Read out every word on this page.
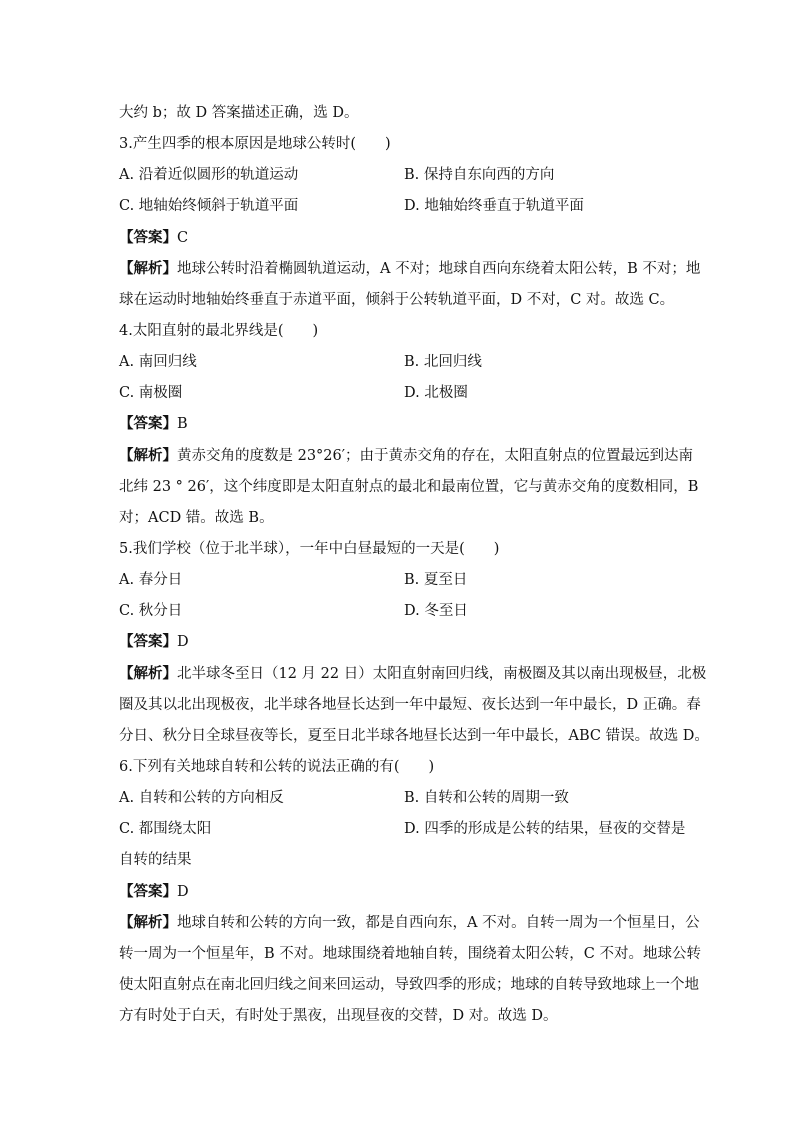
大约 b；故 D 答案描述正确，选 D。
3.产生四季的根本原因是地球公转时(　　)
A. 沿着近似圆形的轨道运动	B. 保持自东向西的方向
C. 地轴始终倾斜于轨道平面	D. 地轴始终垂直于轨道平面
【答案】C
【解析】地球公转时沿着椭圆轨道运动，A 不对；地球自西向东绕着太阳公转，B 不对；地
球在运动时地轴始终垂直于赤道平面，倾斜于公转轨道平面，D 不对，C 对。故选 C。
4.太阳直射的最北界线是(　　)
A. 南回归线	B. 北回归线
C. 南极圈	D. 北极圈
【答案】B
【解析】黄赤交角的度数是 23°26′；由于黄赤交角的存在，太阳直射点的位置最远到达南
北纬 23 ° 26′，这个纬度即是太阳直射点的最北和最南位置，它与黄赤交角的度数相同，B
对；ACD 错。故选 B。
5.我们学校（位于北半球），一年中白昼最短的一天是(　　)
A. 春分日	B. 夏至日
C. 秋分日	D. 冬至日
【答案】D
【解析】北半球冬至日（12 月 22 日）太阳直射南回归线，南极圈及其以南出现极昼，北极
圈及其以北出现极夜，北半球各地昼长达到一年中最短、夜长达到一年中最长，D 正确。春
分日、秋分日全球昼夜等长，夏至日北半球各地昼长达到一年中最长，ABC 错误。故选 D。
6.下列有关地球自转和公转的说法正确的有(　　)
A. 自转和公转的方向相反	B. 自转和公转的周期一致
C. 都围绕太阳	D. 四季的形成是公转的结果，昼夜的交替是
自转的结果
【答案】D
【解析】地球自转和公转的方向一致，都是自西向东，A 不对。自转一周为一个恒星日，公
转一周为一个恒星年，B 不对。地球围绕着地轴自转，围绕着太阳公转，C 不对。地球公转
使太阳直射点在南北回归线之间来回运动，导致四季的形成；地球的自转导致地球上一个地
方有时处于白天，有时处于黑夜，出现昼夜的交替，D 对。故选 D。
...
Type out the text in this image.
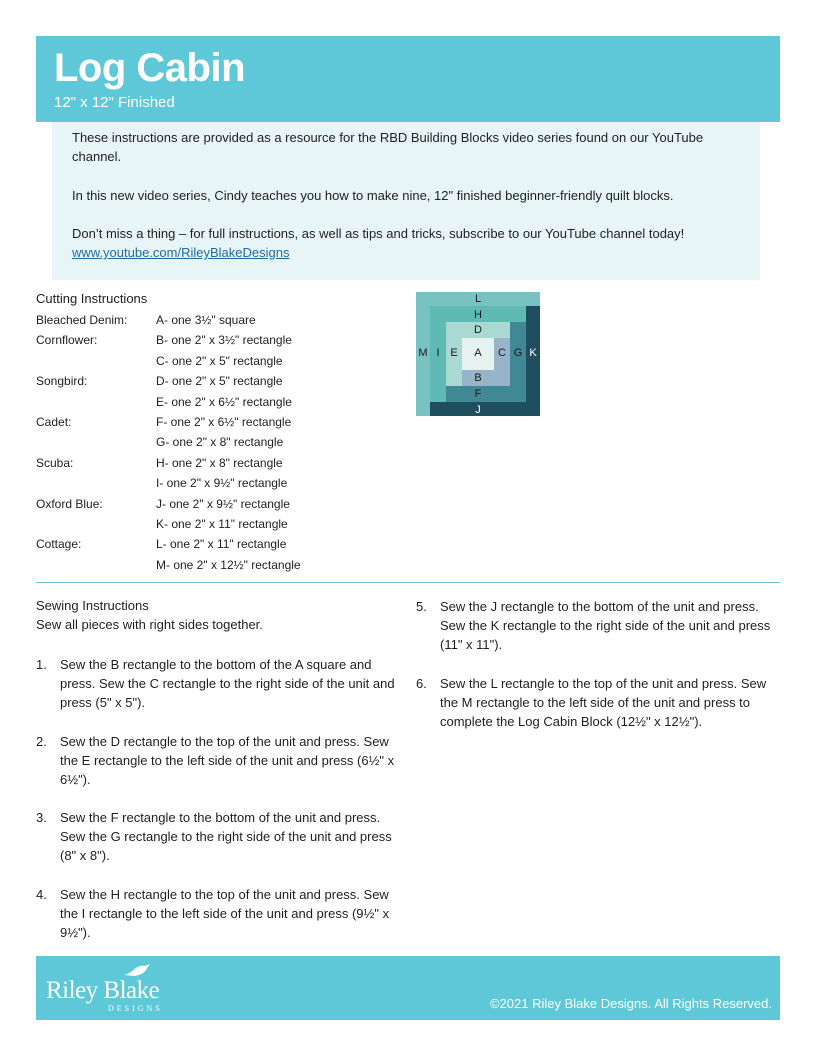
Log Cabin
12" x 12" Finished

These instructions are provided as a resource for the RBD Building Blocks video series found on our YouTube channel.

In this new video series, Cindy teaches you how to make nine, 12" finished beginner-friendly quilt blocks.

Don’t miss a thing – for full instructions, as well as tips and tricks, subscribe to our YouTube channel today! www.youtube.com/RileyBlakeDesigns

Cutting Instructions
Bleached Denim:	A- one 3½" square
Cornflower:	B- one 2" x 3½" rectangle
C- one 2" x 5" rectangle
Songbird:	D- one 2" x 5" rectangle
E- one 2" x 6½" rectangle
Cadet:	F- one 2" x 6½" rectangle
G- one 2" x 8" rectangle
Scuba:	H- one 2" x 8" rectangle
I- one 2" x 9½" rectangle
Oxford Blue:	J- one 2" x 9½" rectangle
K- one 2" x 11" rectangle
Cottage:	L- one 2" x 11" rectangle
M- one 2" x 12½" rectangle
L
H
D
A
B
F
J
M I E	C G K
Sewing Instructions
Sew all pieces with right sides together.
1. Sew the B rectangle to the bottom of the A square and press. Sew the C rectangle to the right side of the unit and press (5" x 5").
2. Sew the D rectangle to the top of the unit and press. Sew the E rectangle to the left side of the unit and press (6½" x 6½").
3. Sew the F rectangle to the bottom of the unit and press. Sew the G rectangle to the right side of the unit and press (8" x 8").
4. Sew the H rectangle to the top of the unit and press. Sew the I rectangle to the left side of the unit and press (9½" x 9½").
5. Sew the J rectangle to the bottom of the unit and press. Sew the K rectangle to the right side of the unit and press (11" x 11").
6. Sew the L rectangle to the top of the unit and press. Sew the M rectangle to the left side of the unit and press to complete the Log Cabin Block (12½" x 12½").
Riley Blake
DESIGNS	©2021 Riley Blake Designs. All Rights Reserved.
...
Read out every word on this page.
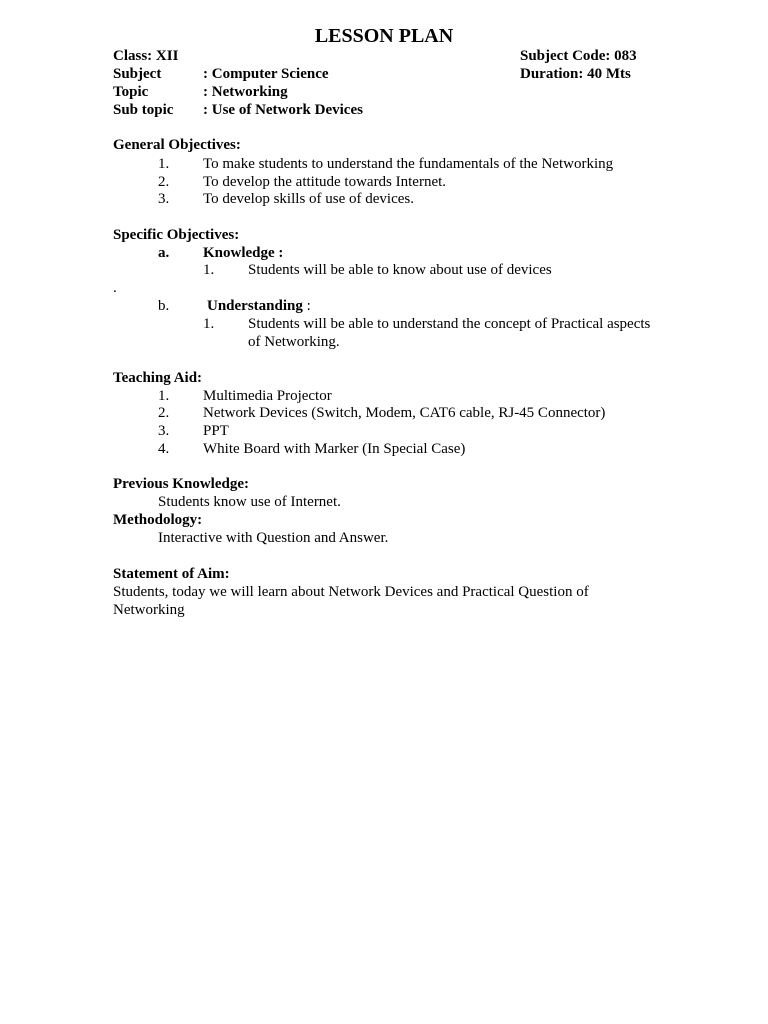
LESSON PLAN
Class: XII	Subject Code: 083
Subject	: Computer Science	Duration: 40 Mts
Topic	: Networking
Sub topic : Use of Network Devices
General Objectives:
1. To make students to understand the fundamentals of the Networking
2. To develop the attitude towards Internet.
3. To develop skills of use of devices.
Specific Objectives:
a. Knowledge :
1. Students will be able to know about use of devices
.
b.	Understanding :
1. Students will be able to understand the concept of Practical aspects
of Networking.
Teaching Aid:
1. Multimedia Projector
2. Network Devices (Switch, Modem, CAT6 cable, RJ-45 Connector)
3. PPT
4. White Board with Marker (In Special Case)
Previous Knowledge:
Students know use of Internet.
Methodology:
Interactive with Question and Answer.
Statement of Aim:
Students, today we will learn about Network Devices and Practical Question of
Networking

To be done: Among the entries above, how many lines include the word "this"? Reply with the number only.

Exercise output: 4